** BEGIN DATA FOR THE TASK **
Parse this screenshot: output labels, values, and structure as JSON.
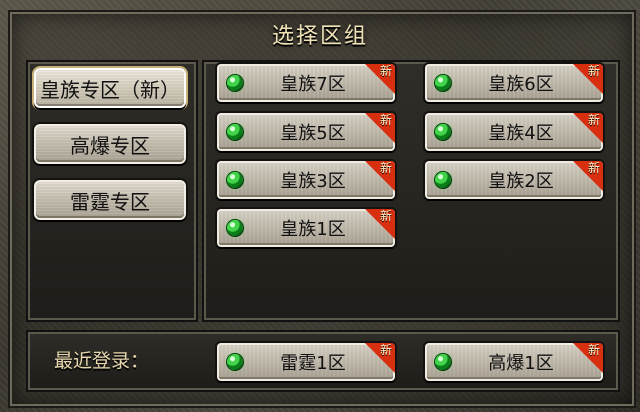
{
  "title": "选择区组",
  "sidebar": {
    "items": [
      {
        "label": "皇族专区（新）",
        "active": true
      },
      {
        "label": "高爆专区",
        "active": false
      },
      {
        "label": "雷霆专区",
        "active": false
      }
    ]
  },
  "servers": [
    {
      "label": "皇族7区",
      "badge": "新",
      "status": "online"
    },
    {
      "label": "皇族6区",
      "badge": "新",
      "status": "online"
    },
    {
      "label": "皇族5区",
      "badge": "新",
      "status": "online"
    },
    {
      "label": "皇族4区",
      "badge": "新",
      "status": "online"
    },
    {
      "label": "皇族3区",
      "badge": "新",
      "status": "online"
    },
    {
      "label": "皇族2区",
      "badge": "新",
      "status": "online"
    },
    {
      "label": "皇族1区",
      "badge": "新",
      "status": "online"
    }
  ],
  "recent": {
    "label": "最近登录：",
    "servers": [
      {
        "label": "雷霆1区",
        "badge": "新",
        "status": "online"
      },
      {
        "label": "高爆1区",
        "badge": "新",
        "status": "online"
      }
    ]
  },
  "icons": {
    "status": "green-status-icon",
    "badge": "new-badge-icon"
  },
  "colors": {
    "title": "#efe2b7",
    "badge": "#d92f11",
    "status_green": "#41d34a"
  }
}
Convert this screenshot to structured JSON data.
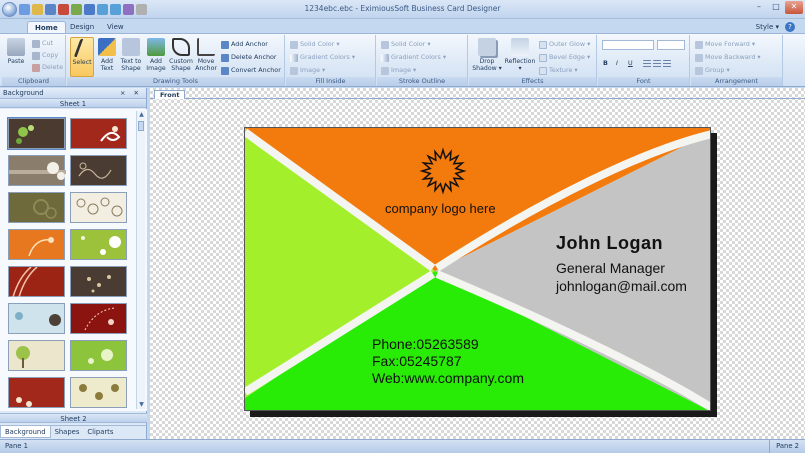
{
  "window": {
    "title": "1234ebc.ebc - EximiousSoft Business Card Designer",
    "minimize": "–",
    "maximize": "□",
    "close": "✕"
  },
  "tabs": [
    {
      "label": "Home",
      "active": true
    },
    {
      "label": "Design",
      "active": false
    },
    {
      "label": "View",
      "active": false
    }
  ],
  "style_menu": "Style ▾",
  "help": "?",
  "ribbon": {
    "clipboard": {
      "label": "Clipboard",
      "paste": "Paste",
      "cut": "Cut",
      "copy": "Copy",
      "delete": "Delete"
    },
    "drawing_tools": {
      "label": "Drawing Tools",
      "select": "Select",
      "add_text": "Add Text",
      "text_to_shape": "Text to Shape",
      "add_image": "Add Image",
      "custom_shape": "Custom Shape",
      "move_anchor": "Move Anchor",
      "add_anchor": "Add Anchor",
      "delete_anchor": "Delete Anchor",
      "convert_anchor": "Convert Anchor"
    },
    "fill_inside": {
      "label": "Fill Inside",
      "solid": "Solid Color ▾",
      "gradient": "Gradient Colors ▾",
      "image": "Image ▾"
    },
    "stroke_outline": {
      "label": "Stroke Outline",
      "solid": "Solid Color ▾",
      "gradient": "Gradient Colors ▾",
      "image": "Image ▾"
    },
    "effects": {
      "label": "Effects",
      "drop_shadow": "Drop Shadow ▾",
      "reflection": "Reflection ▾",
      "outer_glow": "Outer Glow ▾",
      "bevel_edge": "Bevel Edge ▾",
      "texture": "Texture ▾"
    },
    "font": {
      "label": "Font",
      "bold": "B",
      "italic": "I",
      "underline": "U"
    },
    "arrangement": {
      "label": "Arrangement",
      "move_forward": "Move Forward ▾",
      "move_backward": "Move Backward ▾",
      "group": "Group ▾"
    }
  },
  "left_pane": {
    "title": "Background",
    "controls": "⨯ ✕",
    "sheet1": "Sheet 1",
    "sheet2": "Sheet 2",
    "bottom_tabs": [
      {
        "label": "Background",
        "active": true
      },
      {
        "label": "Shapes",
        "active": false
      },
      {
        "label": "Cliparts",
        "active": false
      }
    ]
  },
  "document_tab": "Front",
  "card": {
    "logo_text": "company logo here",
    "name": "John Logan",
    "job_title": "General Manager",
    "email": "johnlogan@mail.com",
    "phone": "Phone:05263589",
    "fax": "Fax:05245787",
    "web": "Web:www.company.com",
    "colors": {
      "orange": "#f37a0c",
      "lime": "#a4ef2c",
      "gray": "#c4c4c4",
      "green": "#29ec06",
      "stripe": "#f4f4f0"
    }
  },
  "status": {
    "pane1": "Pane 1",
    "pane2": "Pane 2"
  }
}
** END DATA FOR THE TASK **
WHAT TO PRODUCE - Go through the records above and copy every line with the word "screenshot".

ANSWER FOR THE TASK -
Parse this screenshot: output labels, values, and structure as JSON.
Convert this screenshot to structured JSON data.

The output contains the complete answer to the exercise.